→ **Listed records**:
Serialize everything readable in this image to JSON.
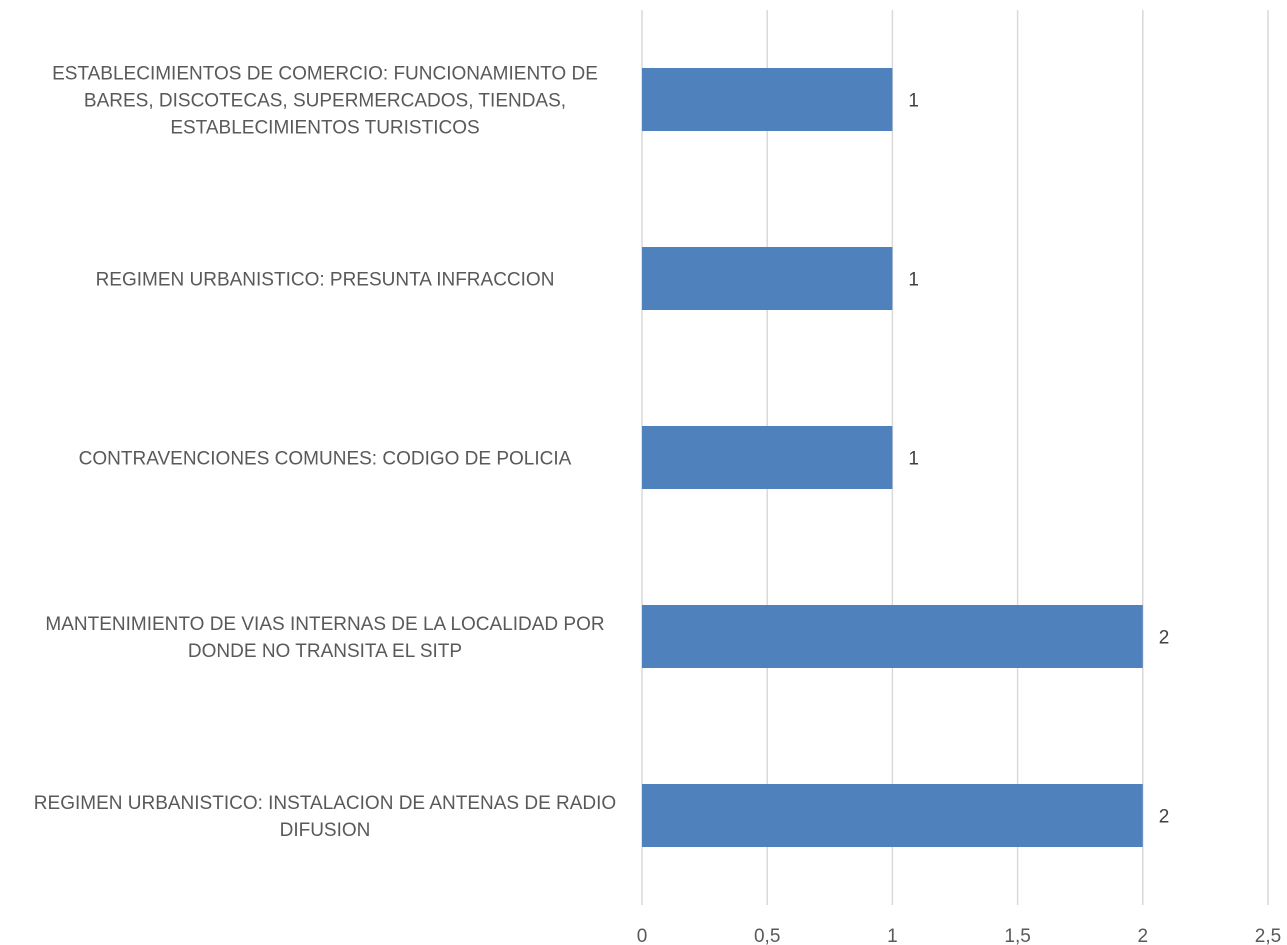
{
  "chart_data": {
    "type": "bar",
    "orientation": "horizontal",
    "categories": [
      [
        "ESTABLECIMIENTOS DE COMERCIO: FUNCIONAMIENTO DE",
        "BARES, DISCOTECAS, SUPERMERCADOS, TIENDAS,",
        "ESTABLECIMIENTOS TURISTICOS"
      ],
      [
        "REGIMEN URBANISTICO: PRESUNTA INFRACCION"
      ],
      [
        "CONTRAVENCIONES COMUNES: CODIGO DE POLICIA"
      ],
      [
        "MANTENIMIENTO DE VIAS INTERNAS DE LA LOCALIDAD POR",
        "DONDE NO TRANSITA EL SITP"
      ],
      [
        "REGIMEN URBANISTICO: INSTALACION DE ANTENAS DE RADIO",
        "DIFUSION"
      ]
    ],
    "values": [
      1,
      1,
      1,
      2,
      2
    ],
    "data_labels": [
      "1",
      "1",
      "1",
      "2",
      "2"
    ],
    "xlim": [
      0,
      2.5
    ],
    "x_ticks": [
      0,
      0.5,
      1,
      1.5,
      2,
      2.5
    ],
    "x_tick_labels": [
      "0",
      "0,5",
      "1",
      "1,5",
      "2",
      "2,5"
    ],
    "grid": "vertical",
    "legend": "none",
    "colors": {
      "bar": "#4f81bd",
      "grid": "#d9d9d9",
      "text": "#595959"
    }
  }
}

→ **Written instruction**:
Pictures stay out; repeat all the rest of the records exactly.

→ **Output of the exercise**:
Serialize everything readable in this image to JSON.
{
  "chart_data": {
    "type": "bar",
    "orientation": "horizontal",
    "categories": [
      [
        "ESTABLECIMIENTOS DE COMERCIO: FUNCIONAMIENTO DE",
        "BARES, DISCOTECAS, SUPERMERCADOS, TIENDAS,",
        "ESTABLECIMIENTOS TURISTICOS"
      ],
      [
        "REGIMEN URBANISTICO: PRESUNTA INFRACCION"
      ],
      [
        "CONTRAVENCIONES COMUNES: CODIGO DE POLICIA"
      ],
      [
        "MANTENIMIENTO DE VIAS INTERNAS DE LA LOCALIDAD POR",
        "DONDE NO TRANSITA EL SITP"
      ],
      [
        "REGIMEN URBANISTICO: INSTALACION DE ANTENAS DE RADIO",
        "DIFUSION"
      ]
    ],
    "values": [
      1,
      1,
      1,
      2,
      2
    ],
    "data_labels": [
      "1",
      "1",
      "1",
      "2",
      "2"
    ],
    "xlim": [
      0,
      2.5
    ],
    "x_ticks": [
      0,
      0.5,
      1,
      1.5,
      2,
      2.5
    ],
    "x_tick_labels": [
      "0",
      "0,5",
      "1",
      "1,5",
      "2",
      "2,5"
    ],
    "grid": "vertical",
    "legend": "none",
    "colors": {
      "bar": "#4f81bd",
      "grid": "#d9d9d9",
      "text": "#595959"
    }
  }
}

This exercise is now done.